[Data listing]
================

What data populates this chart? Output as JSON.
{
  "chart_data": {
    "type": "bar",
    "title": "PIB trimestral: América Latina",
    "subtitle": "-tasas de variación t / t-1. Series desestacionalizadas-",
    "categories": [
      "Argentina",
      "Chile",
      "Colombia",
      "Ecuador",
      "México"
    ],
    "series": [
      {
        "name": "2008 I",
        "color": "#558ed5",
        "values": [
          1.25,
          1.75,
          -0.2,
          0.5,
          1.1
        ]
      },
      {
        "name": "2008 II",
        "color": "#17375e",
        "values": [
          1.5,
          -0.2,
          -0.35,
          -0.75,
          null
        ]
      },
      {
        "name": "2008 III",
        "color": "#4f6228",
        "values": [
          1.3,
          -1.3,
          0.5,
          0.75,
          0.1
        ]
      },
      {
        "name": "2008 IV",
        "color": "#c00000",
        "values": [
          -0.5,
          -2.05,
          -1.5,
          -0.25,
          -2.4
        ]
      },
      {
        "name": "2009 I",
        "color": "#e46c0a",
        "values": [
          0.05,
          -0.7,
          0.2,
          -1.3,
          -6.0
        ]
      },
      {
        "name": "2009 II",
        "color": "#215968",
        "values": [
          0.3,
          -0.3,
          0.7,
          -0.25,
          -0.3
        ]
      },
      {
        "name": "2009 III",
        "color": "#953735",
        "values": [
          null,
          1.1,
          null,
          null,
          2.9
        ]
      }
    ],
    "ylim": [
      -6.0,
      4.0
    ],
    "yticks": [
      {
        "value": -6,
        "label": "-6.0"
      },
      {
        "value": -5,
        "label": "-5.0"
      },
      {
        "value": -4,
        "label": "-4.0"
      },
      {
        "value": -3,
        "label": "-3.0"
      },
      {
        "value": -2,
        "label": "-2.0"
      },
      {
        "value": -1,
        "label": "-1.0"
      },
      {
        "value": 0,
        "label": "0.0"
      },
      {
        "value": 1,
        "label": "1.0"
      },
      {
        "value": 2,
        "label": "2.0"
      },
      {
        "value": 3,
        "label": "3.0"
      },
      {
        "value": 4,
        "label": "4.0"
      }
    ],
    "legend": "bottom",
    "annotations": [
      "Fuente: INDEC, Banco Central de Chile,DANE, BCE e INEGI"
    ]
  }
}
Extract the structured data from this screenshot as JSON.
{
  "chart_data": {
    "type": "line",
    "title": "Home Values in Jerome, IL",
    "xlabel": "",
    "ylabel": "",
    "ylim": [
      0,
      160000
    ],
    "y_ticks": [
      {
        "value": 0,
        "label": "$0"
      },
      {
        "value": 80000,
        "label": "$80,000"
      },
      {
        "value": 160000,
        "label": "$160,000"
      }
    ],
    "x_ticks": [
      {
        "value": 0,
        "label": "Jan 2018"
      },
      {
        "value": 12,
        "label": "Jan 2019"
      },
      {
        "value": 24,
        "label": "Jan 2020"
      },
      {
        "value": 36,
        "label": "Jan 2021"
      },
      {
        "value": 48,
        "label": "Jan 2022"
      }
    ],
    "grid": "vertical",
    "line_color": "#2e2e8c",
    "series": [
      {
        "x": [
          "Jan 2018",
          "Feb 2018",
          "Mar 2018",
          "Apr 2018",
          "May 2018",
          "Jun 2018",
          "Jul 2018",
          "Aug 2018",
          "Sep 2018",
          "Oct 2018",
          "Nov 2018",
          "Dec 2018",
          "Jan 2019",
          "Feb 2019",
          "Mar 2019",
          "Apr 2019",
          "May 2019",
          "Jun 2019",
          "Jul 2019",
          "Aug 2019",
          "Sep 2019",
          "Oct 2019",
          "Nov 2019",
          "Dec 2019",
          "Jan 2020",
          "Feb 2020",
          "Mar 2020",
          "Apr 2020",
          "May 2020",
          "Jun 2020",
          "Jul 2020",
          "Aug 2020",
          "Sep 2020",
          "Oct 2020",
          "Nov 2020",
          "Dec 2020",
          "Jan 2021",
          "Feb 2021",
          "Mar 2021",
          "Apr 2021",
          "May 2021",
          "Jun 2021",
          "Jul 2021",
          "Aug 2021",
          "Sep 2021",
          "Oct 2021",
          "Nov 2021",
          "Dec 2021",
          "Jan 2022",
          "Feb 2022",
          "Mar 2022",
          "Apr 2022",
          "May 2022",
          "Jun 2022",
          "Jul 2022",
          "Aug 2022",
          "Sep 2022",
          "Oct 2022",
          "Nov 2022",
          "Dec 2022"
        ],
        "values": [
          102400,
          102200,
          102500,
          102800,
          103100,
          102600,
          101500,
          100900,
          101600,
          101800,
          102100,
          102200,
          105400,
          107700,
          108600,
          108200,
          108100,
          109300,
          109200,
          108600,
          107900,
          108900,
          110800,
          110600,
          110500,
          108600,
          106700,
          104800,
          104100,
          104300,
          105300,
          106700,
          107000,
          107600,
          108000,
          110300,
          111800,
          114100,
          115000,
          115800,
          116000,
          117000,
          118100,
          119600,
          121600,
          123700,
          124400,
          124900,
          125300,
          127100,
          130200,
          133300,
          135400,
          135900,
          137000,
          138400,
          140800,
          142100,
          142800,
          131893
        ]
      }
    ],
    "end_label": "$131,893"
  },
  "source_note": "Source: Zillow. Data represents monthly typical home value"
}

================

→ What is needed
List every line in the records above that contains the word "Chile".

→ Answer to the exercise
      "Chile",
      "Fuente: INDEC, Banco Central de Chile,DANE, BCE e INEGI"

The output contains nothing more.